● **PROBLEM REQUIREMENTS**
Drop the pictures, then extract the listing word for word.

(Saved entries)

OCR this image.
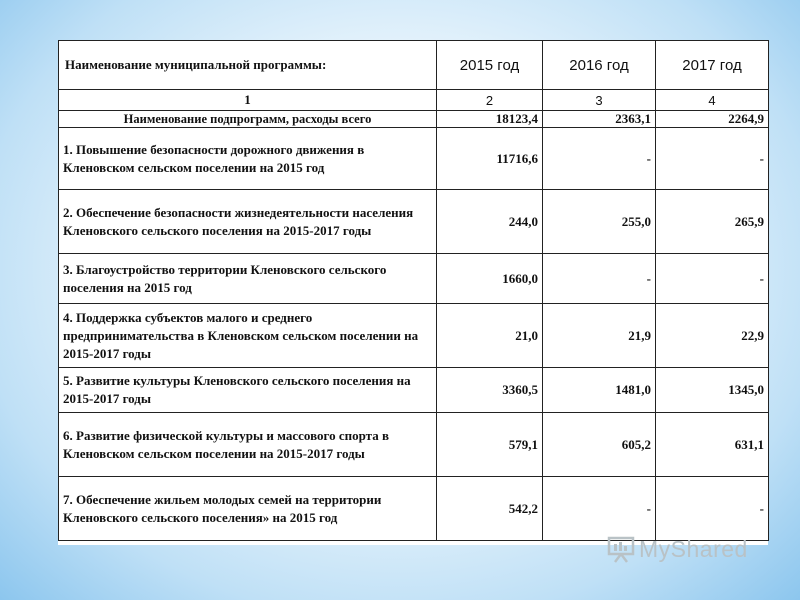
Наименование муниципальной программы:	2015 год	2016 год	2017 год
1	2	3	4
Наименование подпрограмм, расходы всего	18123,4	2363,1	2264,9
1. Повышение безопасности дорожного движения в Кленовском сельском поселении на 2015 год	11716,6	-	-
2. Обеспечение безопасности жизнедеятельности населения Кленовского сельского поселения на 2015-2017 годы	244,0	255,0	265,9
3. Благоустройство территории Кленовского сельского поселения на 2015 год	1660,0	-	-
4. Поддержка субъектов малого и среднего предпринимательства в Кленовском сельском поселении на 2015-2017 годы	21,0	21,9	22,9
5. Развитие культуры Кленовского сельского поселения на 2015-2017 годы	3360,5	1481,0	1345,0
6. Развитие физической культуры и массового спорта в Кленовском сельском поселении на 2015-2017 годы	579,1	605,2	631,1
7. Обеспечение жильем молодых семей на территории Кленовского сельского поселения» на 2015 год	542,2	-	-
MyShared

● **CORRECT RESULT**
OCR this image.
Наименование муниципальной программы:	2015 год	2016 год	2017 год
1	2	3	4
Наименование подпрограмм, расходы всего	18123,4	2363,1	2264,9
1. Повышение безопасности дорожного движения в Кленовском сельском поселении на 2015 год	11716,6	-	-
2. Обеспечение безопасности жизнедеятельности населения Кленовского сельского поселения на 2015-2017 годы	244,0	255,0	265,9
3. Благоустройство территории Кленовского сельского поселения на 2015 год	1660,0	-	-
4. Поддержка субъектов малого и среднего предпринимательства в Кленовском сельском поселении на 2015-2017 годы	21,0	21,9	22,9
5. Развитие культуры Кленовского сельского поселения на 2015-2017 годы	3360,5	1481,0	1345,0
6. Развитие физической культуры и массового спорта в Кленовском сельском поселении на 2015-2017 годы	579,1	605,2	631,1
7. Обеспечение жильем молодых семей на территории Кленовского сельского поселения» на 2015 год	542,2	-	-
MyShared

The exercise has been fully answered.